Description of the task:
Images embedded in the records are excluded; print everything else exactly as given.

Listed records:
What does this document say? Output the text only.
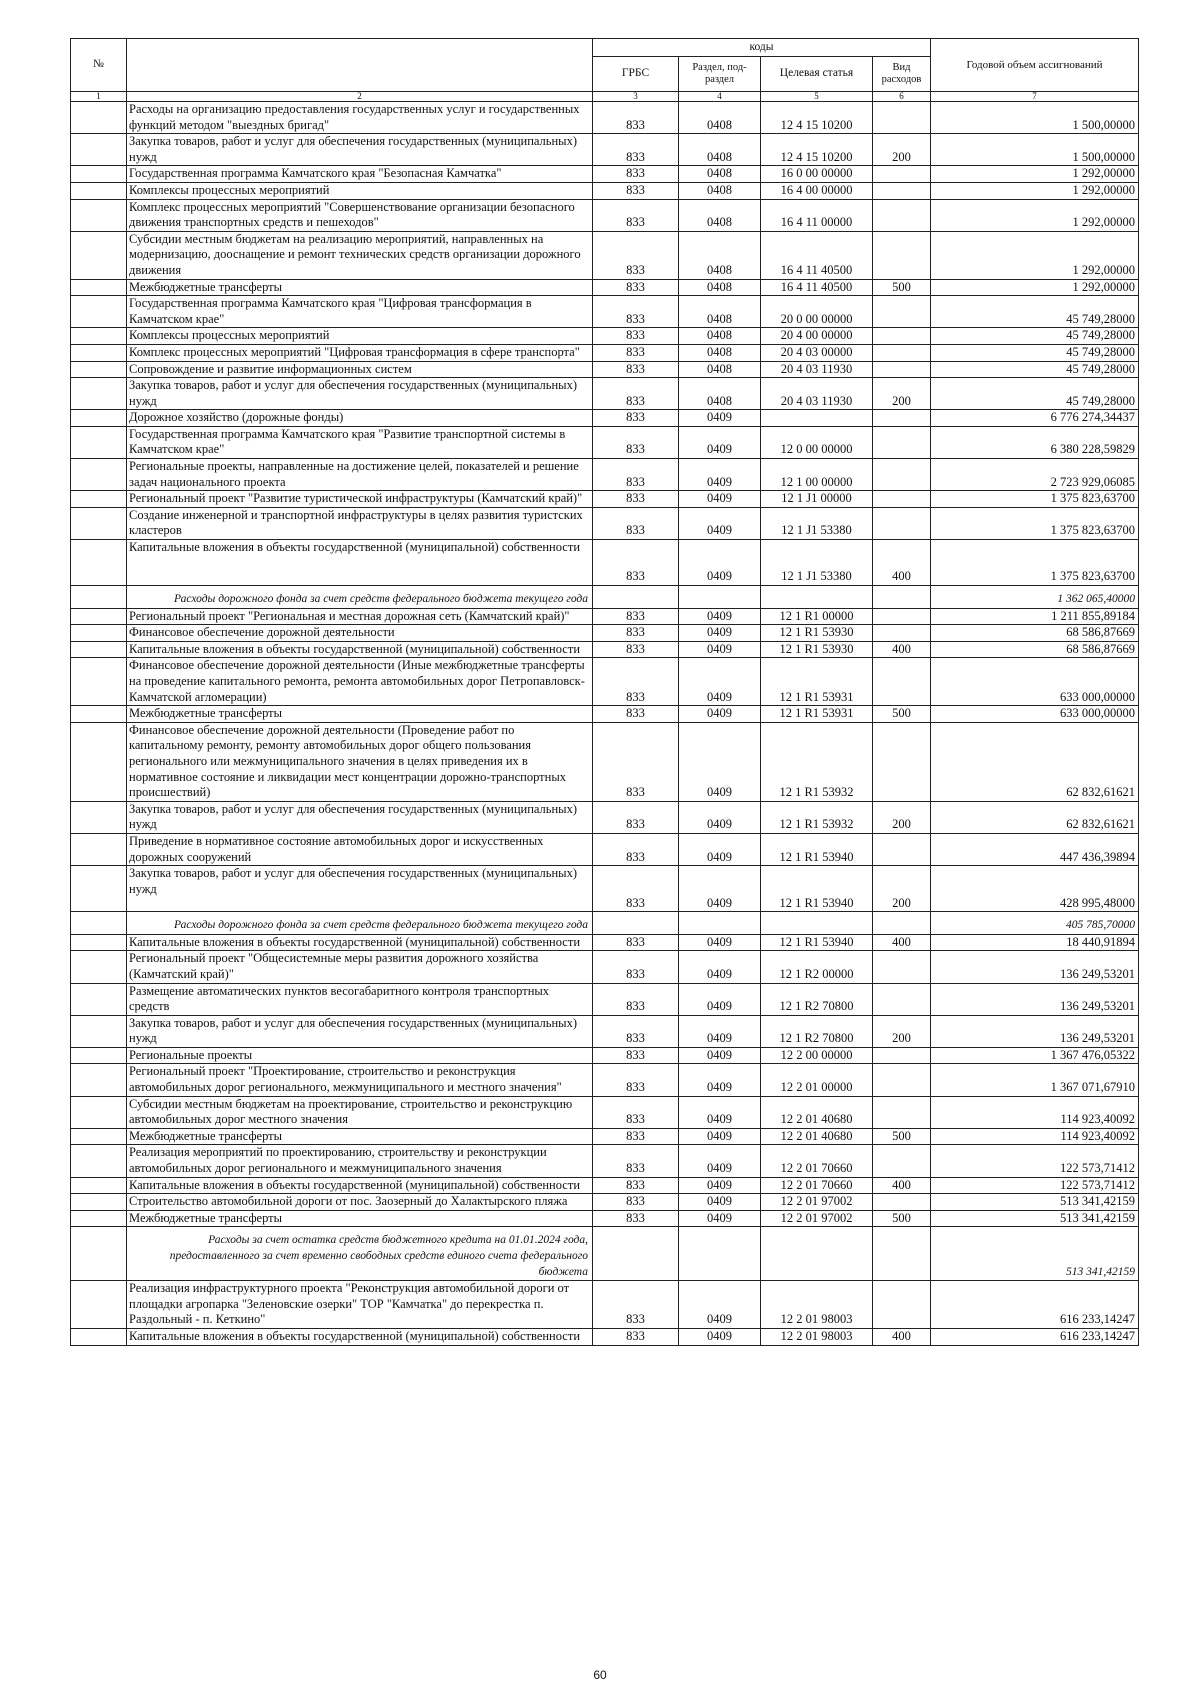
№		коды				Годовой объем ассигнований
		ГРБС	Раздел, под-раздел	Целевая статья	Вид расходов	
1	2	3	4	5	6	7
	Расходы на организацию предоставления государственных услуг и государственных функций методом "выездных бригад"	833	0408	12 4 15 10200		1 500,00000
	Закупка товаров, работ и услуг для обеспечения государственных (муниципальных) нужд	833	0408	12 4 15 10200	200	1 500,00000
	Государственная программа Камчатского края "Безопасная Камчатка"	833	0408	16 0 00 00000		1 292,00000
	Комплексы процессных мероприятий	833	0408	16 4 00 00000		1 292,00000
	Комплекс процессных мероприятий "Совершенствование организации безопасного движения транспортных средств и пешеходов"	833	0408	16 4 11 00000		1 292,00000
	Субсидии местным бюджетам на реализацию мероприятий, направленных на модернизацию, дооснащение и ремонт технических средств организации дорожного движения	833	0408	16 4 11 40500		1 292,00000
	Межбюджетные трансферты	833	0408	16 4 11 40500	500	1 292,00000
	Государственная программа Камчатского края "Цифровая трансформация в Камчатском крае"	833	0408	20 0 00 00000		45 749,28000
	Комплексы процессных мероприятий	833	0408	20 4 00 00000		45 749,28000
	Комплекс процессных мероприятий "Цифровая трансформация в сфере транспорта"	833	0408	20 4 03 00000		45 749,28000
	Сопровождение и развитие информационных систем	833	0408	20 4 03 11930		45 749,28000
	Закупка товаров, работ и услуг для обеспечения государственных (муниципальных) нужд	833	0408	20 4 03 11930	200	45 749,28000
	Дорожное хозяйство (дорожные фонды)	833	0409			6 776 274,34437
	Государственная программа Камчатского края "Развитие транспортной системы в Камчатском крае"	833	0409	12 0 00 00000		6 380 228,59829
	Региональные проекты, направленные на достижение целей, показателей и решение задач национального проекта	833	0409	12 1 00 00000		2 723 929,06085
	Региональный проект "Развитие туристической инфраструктуры (Камчатский край)"	833	0409	12 1 J1 00000		1 375 823,63700
	Создание инженерной и транспортной инфраструктуры в целях развития туристских кластеров	833	0409	12 1 J1 53380		1 375 823,63700
	Капитальные вложения в объекты государственной (муниципальной) собственности	833	0409	12 1 J1 53380	400	1 375 823,63700
	Расходы дорожного фонда за счет средств федерального бюджета текущего года					1 362 065,40000
	Региональный проект "Региональная и местная дорожная сеть (Камчатский край)"	833	0409	12 1 R1 00000		1 211 855,89184
	Финансовое обеспечение дорожной деятельности	833	0409	12 1 R1 53930		68 586,87669
	Капитальные вложения в объекты государственной (муниципальной) собственности	833	0409	12 1 R1 53930	400	68 586,87669
	Финансовое обеспечение дорожной деятельности (Иные межбюджетные трансферты на проведение капитального ремонта, ремонта автомобильных дорог Петропавловск-Камчатской агломерации)	833	0409	12 1 R1 53931		633 000,00000
	Межбюджетные трансферты	833	0409	12 1 R1 53931	500	633 000,00000
	Финансовое обеспечение дорожной деятельности (Проведение работ по капитальному ремонту, ремонту автомобильных дорог общего пользования регионального или межмуниципального значения в целях приведения их в нормативное состояние и ликвидации мест концентрации дорожно-транспортных происшествий)	833	0409	12 1 R1 53932		62 832,61621
	Закупка товаров, работ и услуг для обеспечения государственных (муниципальных) нужд	833	0409	12 1 R1 53932	200	62 832,61621
	Приведение в нормативное состояние автомобильных дорог и искусственных дорожных сооружений	833	0409	12 1 R1 53940		447 436,39894
	Закупка товаров, работ и услуг для обеспечения государственных (муниципальных) нужд	833	0409	12 1 R1 53940	200	428 995,48000
	Расходы дорожного фонда за счет средств федерального бюджета текущего года					405 785,70000
	Капитальные вложения в объекты государственной (муниципальной) собственности	833	0409	12 1 R1 53940	400	18 440,91894
	Региональный проект "Общесистемные меры развития дорожного хозяйства (Камчатский край)"	833	0409	12 1 R2 00000		136 249,53201
	Размещение автоматических пунктов весогабаритного контроля транспортных средств	833	0409	12 1 R2 70800		136 249,53201
	Закупка товаров, работ и услуг для обеспечения государственных (муниципальных) нужд	833	0409	12 1 R2 70800	200	136 249,53201
	Региональные проекты	833	0409	12 2 00 00000		1 367 476,05322
	Региональный проект "Проектирование, строительство и реконструкция автомобильных дорог регионального, межмуниципального и местного значения"	833	0409	12 2 01 00000		1 367 071,67910
	Субсидии местным бюджетам на проектирование, строительство и реконструкцию автомобильных дорог местного значения	833	0409	12 2 01 40680		114 923,40092
	Межбюджетные трансферты	833	0409	12 2 01 40680	500	114 923,40092
	Реализация мероприятий по проектированию, строительству и реконструкции автомобильных дорог регионального и межмуниципального значения	833	0409	12 2 01 70660		122 573,71412
	Капитальные вложения в объекты государственной (муниципальной) собственности	833	0409	12 2 01 70660	400	122 573,71412
	Строительство автомобильной дороги от пос. Заозерный до Халактырского пляжа	833	0409	12 2 01 97002		513 341,42159
	Межбюджетные трансферты	833	0409	12 2 01 97002	500	513 341,42159
	Расходы за счет остатка средств бюджетного кредита на 01.01.2024 года, предоставленного за счет временно свободных средств единого счета федерального бюджета					513 341,42159
	Реализация инфраструктурного проекта "Реконструкция автомобильной дороги от площадки агропарка "Зеленовские озерки" ТОР "Камчатка" до перекрестка п. Раздольный - п. Кеткино"	833	0409	12 2 01 98003		616 233,14247
	Капитальные вложения в объекты государственной (муниципальной) собственности	833	0409	12 2 01 98003	400	616 233,14247
60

Worked answer:
What does this document say? Output the text only.
№		коды				Годовой объем ассигнований
		ГРБС	Раздел, под-раздел	Целевая статья	Вид расходов	
1	2	3	4	5	6	7
	Расходы на организацию предоставления государственных услуг и государственных функций методом "выездных бригад"	833	0408	12 4 15 10200		1 500,00000
	Закупка товаров, работ и услуг для обеспечения государственных (муниципальных) нужд	833	0408	12 4 15 10200	200	1 500,00000
	Государственная программа Камчатского края "Безопасная Камчатка"	833	0408	16 0 00 00000		1 292,00000
	Комплексы процессных мероприятий	833	0408	16 4 00 00000		1 292,00000
	Комплекс процессных мероприятий "Совершенствование организации безопасного движения транспортных средств и пешеходов"	833	0408	16 4 11 00000		1 292,00000
	Субсидии местным бюджетам на реализацию мероприятий, направленных на модернизацию, дооснащение и ремонт технических средств организации дорожного движения	833	0408	16 4 11 40500		1 292,00000
	Межбюджетные трансферты	833	0408	16 4 11 40500	500	1 292,00000
	Государственная программа Камчатского края "Цифровая трансформация в Камчатском крае"	833	0408	20 0 00 00000		45 749,28000
	Комплексы процессных мероприятий	833	0408	20 4 00 00000		45 749,28000
	Комплекс процессных мероприятий "Цифровая трансформация в сфере транспорта"	833	0408	20 4 03 00000		45 749,28000
	Сопровождение и развитие информационных систем	833	0408	20 4 03 11930		45 749,28000
	Закупка товаров, работ и услуг для обеспечения государственных (муниципальных) нужд	833	0408	20 4 03 11930	200	45 749,28000
	Дорожное хозяйство (дорожные фонды)	833	0409			6 776 274,34437
	Государственная программа Камчатского края "Развитие транспортной системы в Камчатском крае"	833	0409	12 0 00 00000		6 380 228,59829
	Региональные проекты, направленные на достижение целей, показателей и решение задач национального проекта	833	0409	12 1 00 00000		2 723 929,06085
	Региональный проект "Развитие туристической инфраструктуры (Камчатский край)"	833	0409	12 1 J1 00000		1 375 823,63700
	Создание инженерной и транспортной инфраструктуры в целях развития туристских кластеров	833	0409	12 1 J1 53380		1 375 823,63700
	Капитальные вложения в объекты государственной (муниципальной) собственности	833	0409	12 1 J1 53380	400	1 375 823,63700
	Расходы дорожного фонда за счет средств федерального бюджета текущего года					1 362 065,40000
	Региональный проект "Региональная и местная дорожная сеть (Камчатский край)"	833	0409	12 1 R1 00000		1 211 855,89184
	Финансовое обеспечение дорожной деятельности	833	0409	12 1 R1 53930		68 586,87669
	Капитальные вложения в объекты государственной (муниципальной) собственности	833	0409	12 1 R1 53930	400	68 586,87669
	Финансовое обеспечение дорожной деятельности (Иные межбюджетные трансферты на проведение капитального ремонта, ремонта автомобильных дорог Петропавловск-Камчатской агломерации)	833	0409	12 1 R1 53931		633 000,00000
	Межбюджетные трансферты	833	0409	12 1 R1 53931	500	633 000,00000
	Финансовое обеспечение дорожной деятельности (Проведение работ по капитальному ремонту, ремонту автомобильных дорог общего пользования регионального или межмуниципального значения в целях приведения их в нормативное состояние и ликвидации мест концентрации дорожно-транспортных происшествий)	833	0409	12 1 R1 53932		62 832,61621
	Закупка товаров, работ и услуг для обеспечения государственных (муниципальных) нужд	833	0409	12 1 R1 53932	200	62 832,61621
	Приведение в нормативное состояние автомобильных дорог и искусственных дорожных сооружений	833	0409	12 1 R1 53940		447 436,39894
	Закупка товаров, работ и услуг для обеспечения государственных (муниципальных) нужд	833	0409	12 1 R1 53940	200	428 995,48000
	Расходы дорожного фонда за счет средств федерального бюджета текущего года					405 785,70000
	Капитальные вложения в объекты государственной (муниципальной) собственности	833	0409	12 1 R1 53940	400	18 440,91894
	Региональный проект "Общесистемные меры развития дорожного хозяйства (Камчатский край)"	833	0409	12 1 R2 00000		136 249,53201
	Размещение автоматических пунктов весогабаритного контроля транспортных средств	833	0409	12 1 R2 70800		136 249,53201
	Закупка товаров, работ и услуг для обеспечения государственных (муниципальных) нужд	833	0409	12 1 R2 70800	200	136 249,53201
	Региональные проекты	833	0409	12 2 00 00000		1 367 476,05322
	Региональный проект "Проектирование, строительство и реконструкция автомобильных дорог регионального, межмуниципального и местного значения"	833	0409	12 2 01 00000		1 367 071,67910
	Субсидии местным бюджетам на проектирование, строительство и реконструкцию автомобильных дорог местного значения	833	0409	12 2 01 40680		114 923,40092
	Межбюджетные трансферты	833	0409	12 2 01 40680	500	114 923,40092
	Реализация мероприятий по проектированию, строительству и реконструкции автомобильных дорог регионального и межмуниципального значения	833	0409	12 2 01 70660		122 573,71412
	Капитальные вложения в объекты государственной (муниципальной) собственности	833	0409	12 2 01 70660	400	122 573,71412
	Строительство автомобильной дороги от пос. Заозерный до Халактырского пляжа	833	0409	12 2 01 97002		513 341,42159
	Межбюджетные трансферты	833	0409	12 2 01 97002	500	513 341,42159
	Расходы за счет остатка средств бюджетного кредита на 01.01.2024 года, предоставленного за счет временно свободных средств единого счета федерального бюджета					513 341,42159
	Реализация инфраструктурного проекта "Реконструкция автомобильной дороги от площадки агропарка "Зеленовские озерки" ТОР "Камчатка" до перекрестка п. Раздольный - п. Кеткино"	833	0409	12 2 01 98003		616 233,14247
	Капитальные вложения в объекты государственной (муниципальной) собственности	833	0409	12 2 01 98003	400	616 233,14247
60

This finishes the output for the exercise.